→ **EXERCISE DETAILS**: Transcribe each record below word for word.

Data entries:
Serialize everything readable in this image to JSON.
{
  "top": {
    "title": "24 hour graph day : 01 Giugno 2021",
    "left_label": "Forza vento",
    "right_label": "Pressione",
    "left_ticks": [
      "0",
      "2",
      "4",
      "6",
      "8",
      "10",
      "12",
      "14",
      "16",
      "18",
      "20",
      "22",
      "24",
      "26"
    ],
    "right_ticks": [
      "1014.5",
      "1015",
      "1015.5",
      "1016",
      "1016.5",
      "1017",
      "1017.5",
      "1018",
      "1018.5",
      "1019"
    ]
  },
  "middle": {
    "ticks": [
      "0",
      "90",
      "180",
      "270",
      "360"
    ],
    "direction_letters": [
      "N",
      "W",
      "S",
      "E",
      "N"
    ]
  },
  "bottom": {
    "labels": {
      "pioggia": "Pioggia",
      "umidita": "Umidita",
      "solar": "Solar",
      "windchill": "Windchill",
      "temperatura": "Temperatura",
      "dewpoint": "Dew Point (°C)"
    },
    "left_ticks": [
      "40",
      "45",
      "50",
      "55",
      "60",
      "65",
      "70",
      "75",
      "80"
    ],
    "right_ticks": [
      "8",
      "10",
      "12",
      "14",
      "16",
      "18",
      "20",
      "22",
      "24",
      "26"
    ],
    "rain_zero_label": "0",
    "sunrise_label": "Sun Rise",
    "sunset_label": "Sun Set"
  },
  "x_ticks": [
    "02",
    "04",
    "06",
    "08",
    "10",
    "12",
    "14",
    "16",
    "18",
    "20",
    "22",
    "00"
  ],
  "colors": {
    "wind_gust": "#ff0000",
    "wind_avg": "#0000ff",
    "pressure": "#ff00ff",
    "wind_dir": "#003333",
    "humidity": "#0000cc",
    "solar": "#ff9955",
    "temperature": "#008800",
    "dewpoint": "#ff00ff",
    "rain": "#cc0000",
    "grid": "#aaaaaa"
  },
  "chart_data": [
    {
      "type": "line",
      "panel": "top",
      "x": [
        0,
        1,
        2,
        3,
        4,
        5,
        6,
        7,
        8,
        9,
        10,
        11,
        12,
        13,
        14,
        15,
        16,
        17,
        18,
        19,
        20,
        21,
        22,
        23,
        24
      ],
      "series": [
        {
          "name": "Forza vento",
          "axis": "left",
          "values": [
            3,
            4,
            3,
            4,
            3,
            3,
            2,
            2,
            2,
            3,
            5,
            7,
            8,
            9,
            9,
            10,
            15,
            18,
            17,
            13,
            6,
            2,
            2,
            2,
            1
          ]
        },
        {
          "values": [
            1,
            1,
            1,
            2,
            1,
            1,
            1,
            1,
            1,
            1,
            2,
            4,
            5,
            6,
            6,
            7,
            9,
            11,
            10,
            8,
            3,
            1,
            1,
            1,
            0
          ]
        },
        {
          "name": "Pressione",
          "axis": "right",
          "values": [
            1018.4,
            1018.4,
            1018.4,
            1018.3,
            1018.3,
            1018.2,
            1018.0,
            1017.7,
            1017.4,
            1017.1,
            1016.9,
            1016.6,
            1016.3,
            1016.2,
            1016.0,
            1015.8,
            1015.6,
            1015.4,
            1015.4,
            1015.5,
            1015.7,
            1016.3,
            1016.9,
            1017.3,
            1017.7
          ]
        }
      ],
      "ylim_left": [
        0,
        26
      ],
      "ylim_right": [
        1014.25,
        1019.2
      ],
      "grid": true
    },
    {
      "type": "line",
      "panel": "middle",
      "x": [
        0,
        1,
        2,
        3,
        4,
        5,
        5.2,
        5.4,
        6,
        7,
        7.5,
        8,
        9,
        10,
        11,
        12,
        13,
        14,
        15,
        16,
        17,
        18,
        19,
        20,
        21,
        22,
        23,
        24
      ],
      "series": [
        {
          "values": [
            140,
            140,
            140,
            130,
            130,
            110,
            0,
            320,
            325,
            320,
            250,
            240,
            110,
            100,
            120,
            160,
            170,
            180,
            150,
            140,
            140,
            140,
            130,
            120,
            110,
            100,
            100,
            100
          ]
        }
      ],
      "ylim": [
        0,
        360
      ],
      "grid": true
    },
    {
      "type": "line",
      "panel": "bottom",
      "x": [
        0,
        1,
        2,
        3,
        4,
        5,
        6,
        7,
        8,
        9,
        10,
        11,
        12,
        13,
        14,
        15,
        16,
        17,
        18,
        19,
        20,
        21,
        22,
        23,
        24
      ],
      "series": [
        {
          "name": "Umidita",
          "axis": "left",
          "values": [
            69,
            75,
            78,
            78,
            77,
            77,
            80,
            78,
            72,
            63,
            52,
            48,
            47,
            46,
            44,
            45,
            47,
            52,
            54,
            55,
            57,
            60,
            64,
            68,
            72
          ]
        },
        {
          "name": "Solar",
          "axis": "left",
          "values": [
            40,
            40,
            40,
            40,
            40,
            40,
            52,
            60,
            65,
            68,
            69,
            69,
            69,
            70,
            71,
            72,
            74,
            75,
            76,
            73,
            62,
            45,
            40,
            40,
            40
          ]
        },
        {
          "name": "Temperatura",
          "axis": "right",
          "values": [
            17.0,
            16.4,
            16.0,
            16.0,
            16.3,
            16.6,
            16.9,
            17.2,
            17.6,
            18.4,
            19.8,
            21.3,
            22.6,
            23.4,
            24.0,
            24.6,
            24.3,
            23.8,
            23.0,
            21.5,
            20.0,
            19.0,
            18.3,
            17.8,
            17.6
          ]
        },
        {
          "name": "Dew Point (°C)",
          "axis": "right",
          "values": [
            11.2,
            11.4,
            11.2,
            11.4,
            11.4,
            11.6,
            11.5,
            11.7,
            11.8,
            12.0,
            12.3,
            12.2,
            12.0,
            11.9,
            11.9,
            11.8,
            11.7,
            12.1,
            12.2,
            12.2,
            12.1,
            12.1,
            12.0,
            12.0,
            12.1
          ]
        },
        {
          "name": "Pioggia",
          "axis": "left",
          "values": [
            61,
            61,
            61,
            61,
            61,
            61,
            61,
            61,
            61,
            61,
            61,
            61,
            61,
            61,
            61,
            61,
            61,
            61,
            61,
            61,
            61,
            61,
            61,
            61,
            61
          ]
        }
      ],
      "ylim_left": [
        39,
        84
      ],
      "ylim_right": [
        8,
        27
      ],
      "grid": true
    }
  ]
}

→ **FULL RESPONSE**:
Serialize everything readable in this image to JSON.
{
  "top": {
    "title": "24 hour graph day : 01 Giugno 2021",
    "left_label": "Forza vento",
    "right_label": "Pressione",
    "left_ticks": [
      "0",
      "2",
      "4",
      "6",
      "8",
      "10",
      "12",
      "14",
      "16",
      "18",
      "20",
      "22",
      "24",
      "26"
    ],
    "right_ticks": [
      "1014.5",
      "1015",
      "1015.5",
      "1016",
      "1016.5",
      "1017",
      "1017.5",
      "1018",
      "1018.5",
      "1019"
    ]
  },
  "middle": {
    "ticks": [
      "0",
      "90",
      "180",
      "270",
      "360"
    ],
    "direction_letters": [
      "N",
      "W",
      "S",
      "E",
      "N"
    ]
  },
  "bottom": {
    "labels": {
      "pioggia": "Pioggia",
      "umidita": "Umidita",
      "solar": "Solar",
      "windchill": "Windchill",
      "temperatura": "Temperatura",
      "dewpoint": "Dew Point (°C)"
    },
    "left_ticks": [
      "40",
      "45",
      "50",
      "55",
      "60",
      "65",
      "70",
      "75",
      "80"
    ],
    "right_ticks": [
      "8",
      "10",
      "12",
      "14",
      "16",
      "18",
      "20",
      "22",
      "24",
      "26"
    ],
    "rain_zero_label": "0",
    "sunrise_label": "Sun Rise",
    "sunset_label": "Sun Set"
  },
  "x_ticks": [
    "02",
    "04",
    "06",
    "08",
    "10",
    "12",
    "14",
    "16",
    "18",
    "20",
    "22",
    "00"
  ],
  "colors": {
    "wind_gust": "#ff0000",
    "wind_avg": "#0000ff",
    "pressure": "#ff00ff",
    "wind_dir": "#003333",
    "humidity": "#0000cc",
    "solar": "#ff9955",
    "temperature": "#008800",
    "dewpoint": "#ff00ff",
    "rain": "#cc0000",
    "grid": "#aaaaaa"
  },
  "chart_data": [
    {
      "type": "line",
      "panel": "top",
      "x": [
        0,
        1,
        2,
        3,
        4,
        5,
        6,
        7,
        8,
        9,
        10,
        11,
        12,
        13,
        14,
        15,
        16,
        17,
        18,
        19,
        20,
        21,
        22,
        23,
        24
      ],
      "series": [
        {
          "name": "Forza vento",
          "axis": "left",
          "values": [
            3,
            4,
            3,
            4,
            3,
            3,
            2,
            2,
            2,
            3,
            5,
            7,
            8,
            9,
            9,
            10,
            15,
            18,
            17,
            13,
            6,
            2,
            2,
            2,
            1
          ]
        },
        {
          "values": [
            1,
            1,
            1,
            2,
            1,
            1,
            1,
            1,
            1,
            1,
            2,
            4,
            5,
            6,
            6,
            7,
            9,
            11,
            10,
            8,
            3,
            1,
            1,
            1,
            0
          ]
        },
        {
          "name": "Pressione",
          "axis": "right",
          "values": [
            1018.4,
            1018.4,
            1018.4,
            1018.3,
            1018.3,
            1018.2,
            1018.0,
            1017.7,
            1017.4,
            1017.1,
            1016.9,
            1016.6,
            1016.3,
            1016.2,
            1016.0,
            1015.8,
            1015.6,
            1015.4,
            1015.4,
            1015.5,
            1015.7,
            1016.3,
            1016.9,
            1017.3,
            1017.7
          ]
        }
      ],
      "ylim_left": [
        0,
        26
      ],
      "ylim_right": [
        1014.25,
        1019.2
      ],
      "grid": true
    },
    {
      "type": "line",
      "panel": "middle",
      "x": [
        0,
        1,
        2,
        3,
        4,
        5,
        5.2,
        5.4,
        6,
        7,
        7.5,
        8,
        9,
        10,
        11,
        12,
        13,
        14,
        15,
        16,
        17,
        18,
        19,
        20,
        21,
        22,
        23,
        24
      ],
      "series": [
        {
          "values": [
            140,
            140,
            140,
            130,
            130,
            110,
            0,
            320,
            325,
            320,
            250,
            240,
            110,
            100,
            120,
            160,
            170,
            180,
            150,
            140,
            140,
            140,
            130,
            120,
            110,
            100,
            100,
            100
          ]
        }
      ],
      "ylim": [
        0,
        360
      ],
      "grid": true
    },
    {
      "type": "line",
      "panel": "bottom",
      "x": [
        0,
        1,
        2,
        3,
        4,
        5,
        6,
        7,
        8,
        9,
        10,
        11,
        12,
        13,
        14,
        15,
        16,
        17,
        18,
        19,
        20,
        21,
        22,
        23,
        24
      ],
      "series": [
        {
          "name": "Umidita",
          "axis": "left",
          "values": [
            69,
            75,
            78,
            78,
            77,
            77,
            80,
            78,
            72,
            63,
            52,
            48,
            47,
            46,
            44,
            45,
            47,
            52,
            54,
            55,
            57,
            60,
            64,
            68,
            72
          ]
        },
        {
          "name": "Solar",
          "axis": "left",
          "values": [
            40,
            40,
            40,
            40,
            40,
            40,
            52,
            60,
            65,
            68,
            69,
            69,
            69,
            70,
            71,
            72,
            74,
            75,
            76,
            73,
            62,
            45,
            40,
            40,
            40
          ]
        },
        {
          "name": "Temperatura",
          "axis": "right",
          "values": [
            17.0,
            16.4,
            16.0,
            16.0,
            16.3,
            16.6,
            16.9,
            17.2,
            17.6,
            18.4,
            19.8,
            21.3,
            22.6,
            23.4,
            24.0,
            24.6,
            24.3,
            23.8,
            23.0,
            21.5,
            20.0,
            19.0,
            18.3,
            17.8,
            17.6
          ]
        },
        {
          "name": "Dew Point (°C)",
          "axis": "right",
          "values": [
            11.2,
            11.4,
            11.2,
            11.4,
            11.4,
            11.6,
            11.5,
            11.7,
            11.8,
            12.0,
            12.3,
            12.2,
            12.0,
            11.9,
            11.9,
            11.8,
            11.7,
            12.1,
            12.2,
            12.2,
            12.1,
            12.1,
            12.0,
            12.0,
            12.1
          ]
        },
        {
          "name": "Pioggia",
          "axis": "left",
          "values": [
            61,
            61,
            61,
            61,
            61,
            61,
            61,
            61,
            61,
            61,
            61,
            61,
            61,
            61,
            61,
            61,
            61,
            61,
            61,
            61,
            61,
            61,
            61,
            61,
            61
          ]
        }
      ],
      "ylim_left": [
        39,
        84
      ],
      "ylim_right": [
        8,
        27
      ],
      "grid": true
    }
  ]
}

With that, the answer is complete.